— begin RECORDS TO PROCESS —

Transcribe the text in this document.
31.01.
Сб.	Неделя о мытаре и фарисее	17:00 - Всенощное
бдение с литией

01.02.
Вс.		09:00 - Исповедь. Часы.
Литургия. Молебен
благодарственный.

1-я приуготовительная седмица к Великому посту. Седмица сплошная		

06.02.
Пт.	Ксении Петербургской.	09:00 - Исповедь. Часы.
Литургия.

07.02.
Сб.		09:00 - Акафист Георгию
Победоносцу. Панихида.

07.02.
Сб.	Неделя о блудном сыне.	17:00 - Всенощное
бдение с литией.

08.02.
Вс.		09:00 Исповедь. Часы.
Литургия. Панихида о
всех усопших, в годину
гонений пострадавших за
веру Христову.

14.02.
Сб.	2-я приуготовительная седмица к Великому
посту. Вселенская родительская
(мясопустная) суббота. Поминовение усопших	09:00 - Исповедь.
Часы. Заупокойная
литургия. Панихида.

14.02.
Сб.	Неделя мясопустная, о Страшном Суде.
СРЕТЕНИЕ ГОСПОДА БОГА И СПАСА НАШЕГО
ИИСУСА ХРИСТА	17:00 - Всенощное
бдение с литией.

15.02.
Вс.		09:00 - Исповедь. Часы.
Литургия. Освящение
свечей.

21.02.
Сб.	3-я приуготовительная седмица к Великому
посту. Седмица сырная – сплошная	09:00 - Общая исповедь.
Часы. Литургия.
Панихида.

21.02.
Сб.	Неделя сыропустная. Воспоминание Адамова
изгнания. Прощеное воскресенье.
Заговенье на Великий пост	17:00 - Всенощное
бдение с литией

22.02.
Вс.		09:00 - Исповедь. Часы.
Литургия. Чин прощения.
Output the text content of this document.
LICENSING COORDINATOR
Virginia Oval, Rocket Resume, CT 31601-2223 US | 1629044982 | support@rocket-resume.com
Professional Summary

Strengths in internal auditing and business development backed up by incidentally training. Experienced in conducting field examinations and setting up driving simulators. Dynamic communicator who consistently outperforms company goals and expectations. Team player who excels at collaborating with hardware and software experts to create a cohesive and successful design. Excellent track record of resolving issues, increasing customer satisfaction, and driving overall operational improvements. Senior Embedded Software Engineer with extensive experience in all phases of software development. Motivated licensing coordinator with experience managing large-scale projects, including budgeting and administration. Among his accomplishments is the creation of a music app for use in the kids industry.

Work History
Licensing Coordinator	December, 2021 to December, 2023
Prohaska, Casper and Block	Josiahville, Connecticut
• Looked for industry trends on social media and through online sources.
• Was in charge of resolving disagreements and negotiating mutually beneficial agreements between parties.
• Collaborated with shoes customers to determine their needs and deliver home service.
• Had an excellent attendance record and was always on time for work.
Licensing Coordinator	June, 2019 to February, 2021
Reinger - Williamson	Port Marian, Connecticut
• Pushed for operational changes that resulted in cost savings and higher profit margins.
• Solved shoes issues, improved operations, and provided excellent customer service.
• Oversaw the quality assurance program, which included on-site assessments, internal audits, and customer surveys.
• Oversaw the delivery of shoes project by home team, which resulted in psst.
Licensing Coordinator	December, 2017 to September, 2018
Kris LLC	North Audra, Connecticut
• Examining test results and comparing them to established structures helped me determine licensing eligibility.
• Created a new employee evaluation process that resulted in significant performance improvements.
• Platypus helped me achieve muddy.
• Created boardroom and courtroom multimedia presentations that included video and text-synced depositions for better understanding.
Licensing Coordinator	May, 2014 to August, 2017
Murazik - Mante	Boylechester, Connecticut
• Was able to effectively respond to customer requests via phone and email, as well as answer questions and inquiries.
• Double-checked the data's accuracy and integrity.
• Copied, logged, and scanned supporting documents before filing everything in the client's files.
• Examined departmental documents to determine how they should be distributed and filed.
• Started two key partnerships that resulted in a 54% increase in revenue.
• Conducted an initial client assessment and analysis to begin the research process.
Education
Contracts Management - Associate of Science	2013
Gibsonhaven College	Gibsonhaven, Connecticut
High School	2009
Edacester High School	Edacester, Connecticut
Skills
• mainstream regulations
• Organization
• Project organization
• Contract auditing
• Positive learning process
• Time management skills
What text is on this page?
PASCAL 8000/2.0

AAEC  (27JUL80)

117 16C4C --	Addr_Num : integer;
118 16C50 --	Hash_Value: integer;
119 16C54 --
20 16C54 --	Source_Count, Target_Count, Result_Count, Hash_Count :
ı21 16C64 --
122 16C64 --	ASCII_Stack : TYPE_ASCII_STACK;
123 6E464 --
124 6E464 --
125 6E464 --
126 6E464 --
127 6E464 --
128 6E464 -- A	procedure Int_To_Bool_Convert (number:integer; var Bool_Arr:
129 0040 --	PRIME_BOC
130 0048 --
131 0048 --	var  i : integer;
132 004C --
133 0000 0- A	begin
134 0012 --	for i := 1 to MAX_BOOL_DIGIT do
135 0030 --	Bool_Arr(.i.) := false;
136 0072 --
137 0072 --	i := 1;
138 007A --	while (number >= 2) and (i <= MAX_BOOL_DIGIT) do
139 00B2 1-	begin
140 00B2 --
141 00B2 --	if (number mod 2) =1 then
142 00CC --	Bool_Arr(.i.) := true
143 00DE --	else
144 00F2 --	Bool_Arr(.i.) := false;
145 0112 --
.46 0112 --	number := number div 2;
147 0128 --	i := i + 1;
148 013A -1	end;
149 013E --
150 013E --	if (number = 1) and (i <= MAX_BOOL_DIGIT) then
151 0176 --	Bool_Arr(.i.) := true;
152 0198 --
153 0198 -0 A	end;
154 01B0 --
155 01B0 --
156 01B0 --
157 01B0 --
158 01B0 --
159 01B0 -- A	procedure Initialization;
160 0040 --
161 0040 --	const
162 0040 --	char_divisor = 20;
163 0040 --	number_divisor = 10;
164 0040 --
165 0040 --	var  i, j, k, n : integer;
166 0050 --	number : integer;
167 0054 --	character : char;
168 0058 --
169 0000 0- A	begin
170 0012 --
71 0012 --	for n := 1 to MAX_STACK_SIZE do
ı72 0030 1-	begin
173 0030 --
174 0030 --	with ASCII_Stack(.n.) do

— end RECORDS TO PROCESS —

- OBJECTIVE
Write the complete data out, exactly as above.

- ANSWER TO THE PROBLEM
Transcribe the text in this document.
31.01.
Сб.	Неделя о мытаре и фарисее	17:00 - Всенощное
бдение с литией

01.02.
Вс.		09:00 - Исповедь. Часы.
Литургия. Молебен
благодарственный.

1-я приуготовительная седмица к Великому посту. Седмица сплошная		

06.02.
Пт.	Ксении Петербургской.	09:00 - Исповедь. Часы.
Литургия.

07.02.
Сб.		09:00 - Акафист Георгию
Победоносцу. Панихида.

07.02.
Сб.	Неделя о блудном сыне.	17:00 - Всенощное
бдение с литией.

08.02.
Вс.		09:00 Исповедь. Часы.
Литургия. Панихида о
всех усопших, в годину
гонений пострадавших за
веру Христову.

14.02.
Сб.	2-я приуготовительная седмица к Великому
посту. Вселенская родительская
(мясопустная) суббота. Поминовение усопших	09:00 - Исповедь.
Часы. Заупокойная
литургия. Панихида.

14.02.
Сб.	Неделя мясопустная, о Страшном Суде.
СРЕТЕНИЕ ГОСПОДА БОГА И СПАСА НАШЕГО
ИИСУСА ХРИСТА	17:00 - Всенощное
бдение с литией.

15.02.
Вс.		09:00 - Исповедь. Часы.
Литургия. Освящение
свечей.

21.02.
Сб.	3-я приуготовительная седмица к Великому
посту. Седмица сырная – сплошная	09:00 - Общая исповедь.
Часы. Литургия.
Панихида.

21.02.
Сб.	Неделя сыропустная. Воспоминание Адамова
изгнания. Прощеное воскресенье.
Заговенье на Великий пост	17:00 - Всенощное
бдение с литией

22.02.
Вс.		09:00 - Исповедь. Часы.
Литургия. Чин прощения.
Output the text content of this document.
LICENSING COORDINATOR
Virginia Oval, Rocket Resume, CT 31601-2223 US | 1629044982 | support@rocket-resume.com
Professional Summary

Strengths in internal auditing and business development backed up by incidentally training. Experienced in conducting field examinations and setting up driving simulators. Dynamic communicator who consistently outperforms company goals and expectations. Team player who excels at collaborating with hardware and software experts to create a cohesive and successful design. Excellent track record of resolving issues, increasing customer satisfaction, and driving overall operational improvements. Senior Embedded Software Engineer with extensive experience in all phases of software development. Motivated licensing coordinator with experience managing large-scale projects, including budgeting and administration. Among his accomplishments is the creation of a music app for use in the kids industry.

Work History
Licensing Coordinator	December, 2021 to December, 2023
Prohaska, Casper and Block	Josiahville, Connecticut
• Looked for industry trends on social media and through online sources.
• Was in charge of resolving disagreements and negotiating mutually beneficial agreements between parties.
• Collaborated with shoes customers to determine their needs and deliver home service.
• Had an excellent attendance record and was always on time for work.
Licensing Coordinator	June, 2019 to February, 2021
Reinger - Williamson	Port Marian, Connecticut
• Pushed for operational changes that resulted in cost savings and higher profit margins.
• Solved shoes issues, improved operations, and provided excellent customer service.
• Oversaw the quality assurance program, which included on-site assessments, internal audits, and customer surveys.
• Oversaw the delivery of shoes project by home team, which resulted in psst.
Licensing Coordinator	December, 2017 to September, 2018
Kris LLC	North Audra, Connecticut
• Examining test results and comparing them to established structures helped me determine licensing eligibility.
• Created a new employee evaluation process that resulted in significant performance improvements.
• Platypus helped me achieve muddy.
• Created boardroom and courtroom multimedia presentations that included video and text-synced depositions for better understanding.
Licensing Coordinator	May, 2014 to August, 2017
Murazik - Mante	Boylechester, Connecticut
• Was able to effectively respond to customer requests via phone and email, as well as answer questions and inquiries.
• Double-checked the data's accuracy and integrity.
• Copied, logged, and scanned supporting documents before filing everything in the client's files.
• Examined departmental documents to determine how they should be distributed and filed.
• Started two key partnerships that resulted in a 54% increase in revenue.
• Conducted an initial client assessment and analysis to begin the research process.
Education
Contracts Management - Associate of Science	2013
Gibsonhaven College	Gibsonhaven, Connecticut
High School	2009
Edacester High School	Edacester, Connecticut
Skills
• mainstream regulations
• Organization
• Project organization
• Contract auditing
• Positive learning process
• Time management skills
What text is on this page?
PASCAL 8000/2.0

AAEC  (27JUL80)

117 16C4C --	Addr_Num : integer;
118 16C50 --	Hash_Value: integer;
119 16C54 --
20 16C54 --	Source_Count, Target_Count, Result_Count, Hash_Count :
ı21 16C64 --
122 16C64 --	ASCII_Stack : TYPE_ASCII_STACK;
123 6E464 --
124 6E464 --
125 6E464 --
126 6E464 --
127 6E464 --
128 6E464 -- A	procedure Int_To_Bool_Convert (number:integer; var Bool_Arr:
129 0040 --	PRIME_BOC
130 0048 --
131 0048 --	var  i : integer;
132 004C --
133 0000 0- A	begin
134 0012 --	for i := 1 to MAX_BOOL_DIGIT do
135 0030 --	Bool_Arr(.i.) := false;
136 0072 --
137 0072 --	i := 1;
138 007A --	while (number >= 2) and (i <= MAX_BOOL_DIGIT) do
139 00B2 1-	begin
140 00B2 --
141 00B2 --	if (number mod 2) =1 then
142 00CC --	Bool_Arr(.i.) := true
143 00DE --	else
144 00F2 --	Bool_Arr(.i.) := false;
145 0112 --
.46 0112 --	number := number div 2;
147 0128 --	i := i + 1;
148 013A -1	end;
149 013E --
150 013E --	if (number = 1) and (i <= MAX_BOOL_DIGIT) then
151 0176 --	Bool_Arr(.i.) := true;
152 0198 --
153 0198 -0 A	end;
154 01B0 --
155 01B0 --
156 01B0 --
157 01B0 --
158 01B0 --
159 01B0 -- A	procedure Initialization;
160 0040 --
161 0040 --	const
162 0040 --	char_divisor = 20;
163 0040 --	number_divisor = 10;
164 0040 --
165 0040 --	var  i, j, k, n : integer;
166 0050 --	number : integer;
167 0054 --	character : char;
168 0058 --
169 0000 0- A	begin
170 0012 --
71 0012 --	for n := 1 to MAX_STACK_SIZE do
ı72 0030 1-	begin
173 0030 --
174 0030 --	with ASCII_Stack(.n.) do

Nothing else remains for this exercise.